# What is being asked:
Omit every image, and transcribe the remaining entries exactly as given.

# Supplied information:
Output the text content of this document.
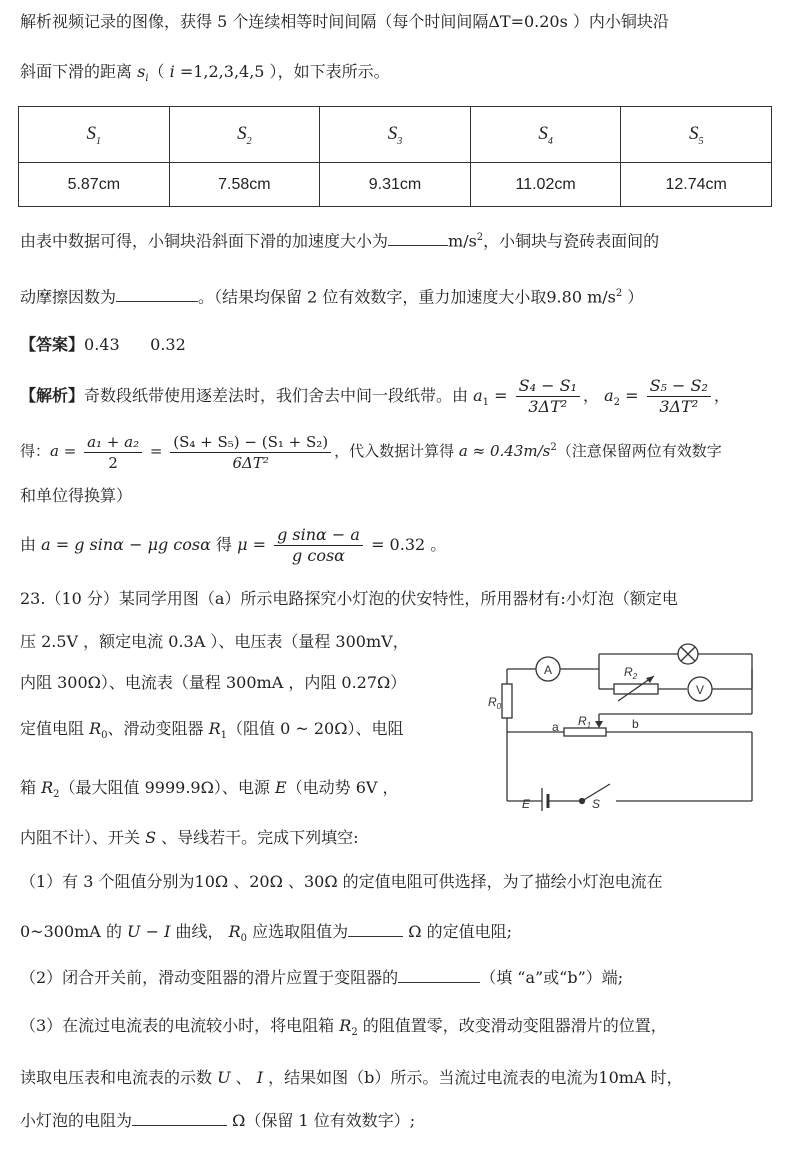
解析视频记录的图像，获得 5 个连续相等时间间隔（每个时间间隔ΔT=0.20s ）内小铜块沿
斜面下滑的距离 $s_i$（ i =1,2,3,4,5 ），如下表所示。
$S_1$	$S_2$	$S_3$	$S_4$	$S_5$
5.87cm	7.58cm	9.31cm	11.02cm	12.74cm
由表中数据可得，小铜块沿斜面下滑的加速度大小为	$m/s^2$，小铜块与瓷砖表面间的
动摩擦因数为	。（结果均保留 2 位有效数字，重力加速度大小取9.80 $m/s^2$ ）
【答案】0.43      0.32
【解析】奇数段纸带使用逐差法时，我们舍去中间一段纸带。由 $a_1 = \frac{\text{S₄ − S₁}}{\text{3ΔT²}}$ ， $a_2 = \frac{\text{S₅ − S₂}}{\text{3ΔT²}}$ ，
得：$a = \frac{\text{a₁ + a₂}}{2} = \frac{\text{(S₄ + S₅) − (S₁ + S₂)}}{\text{6ΔT²}}$ ，代入数据计算得 $a \approx 0.43m/s^2$（注意保留两位有效数字
和单位得换算）
由 a = g sinα − μg cosα 得 $\mu = \frac{\text{g sinα − a}}{\text{g cosα}} = 0.32$ 。
23.（10 分）某同学用图（a）所示电路探究小灯泡的伏安特性，所用器材有:小灯泡（额定电
压 2.5V ，额定电流 0.3A ）、电压表（量程 300mV，
内阻 300Ω）、电流表（量程 300mA ，内阻 0.27Ω）
定值电阻 $R_0$、滑动变阻器 $R_1$（阻值 0 ~ 20Ω）、电阻
箱 $R_2$（最大阻值 9999.9Ω）、电源 E（电动势 6V ，
内阻不计）、开关 S 、导线若干。完成下列填空:
（1）有 3 个阻值分别为10Ω 、20Ω 、30Ω 的定值电阻可供选择，为了描绘小灯泡电流在
0~300mA 的 U − I 曲线， $R_0$ 应选取阻值为	Ω 的定值电阻;
（2）闭合开关前，滑动变阻器的滑片应置于变阻器的	（填 “a”或“b”）端;
（3）在流过电流表的电流较小时，将电阻箱 $R_2$ 的阻值置零，改变滑动变阻器滑片的位置，
读取电压表和电流表的示数 U 、 I ，结果如图（b）所示。当流过电流表的电流为10mA 时，
小灯泡的电阻为	Ω（保留 1 位有效数字）;
A
V
$R_0$
$R_2$
$R_1$
a	b
E	S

# Answer to this exercise:
Output the text content of this document.
解析视频记录的图像，获得 5 个连续相等时间间隔（每个时间间隔ΔT=0.20s ）内小铜块沿
斜面下滑的距离 $s_i$（ i =1,2,3,4,5 ），如下表所示。
$S_1$	$S_2$	$S_3$	$S_4$	$S_5$
5.87cm	7.58cm	9.31cm	11.02cm	12.74cm
由表中数据可得，小铜块沿斜面下滑的加速度大小为	$m/s^2$，小铜块与瓷砖表面间的
动摩擦因数为	。（结果均保留 2 位有效数字，重力加速度大小取9.80 $m/s^2$ ）
【答案】0.43      0.32
【解析】奇数段纸带使用逐差法时，我们舍去中间一段纸带。由 $a_1 = \frac{\text{S₄ − S₁}}{\text{3ΔT²}}$ ， $a_2 = \frac{\text{S₅ − S₂}}{\text{3ΔT²}}$ ，
得：$a = \frac{\text{a₁ + a₂}}{2} = \frac{\text{(S₄ + S₅) − (S₁ + S₂)}}{\text{6ΔT²}}$ ，代入数据计算得 $a \approx 0.43m/s^2$（注意保留两位有效数字
和单位得换算）
由 a = g sinα − μg cosα 得 $\mu = \frac{\text{g sinα − a}}{\text{g cosα}} = 0.32$ 。
23.（10 分）某同学用图（a）所示电路探究小灯泡的伏安特性，所用器材有:小灯泡（额定电
压 2.5V ，额定电流 0.3A ）、电压表（量程 300mV，
内阻 300Ω）、电流表（量程 300mA ，内阻 0.27Ω）
定值电阻 $R_0$、滑动变阻器 $R_1$（阻值 0 ~ 20Ω）、电阻
箱 $R_2$（最大阻值 9999.9Ω）、电源 E（电动势 6V ，
内阻不计）、开关 S 、导线若干。完成下列填空:
（1）有 3 个阻值分别为10Ω 、20Ω 、30Ω 的定值电阻可供选择，为了描绘小灯泡电流在
0~300mA 的 U − I 曲线， $R_0$ 应选取阻值为	Ω 的定值电阻;
（2）闭合开关前，滑动变阻器的滑片应置于变阻器的	（填 “a”或“b”）端;
（3）在流过电流表的电流较小时，将电阻箱 $R_2$ 的阻值置零，改变滑动变阻器滑片的位置，
读取电压表和电流表的示数 U 、 I ，结果如图（b）所示。当流过电流表的电流为10mA 时，
小灯泡的电阻为	Ω（保留 1 位有效数字）;
A
V
$R_0$
$R_2$
$R_1$
a	b
E	S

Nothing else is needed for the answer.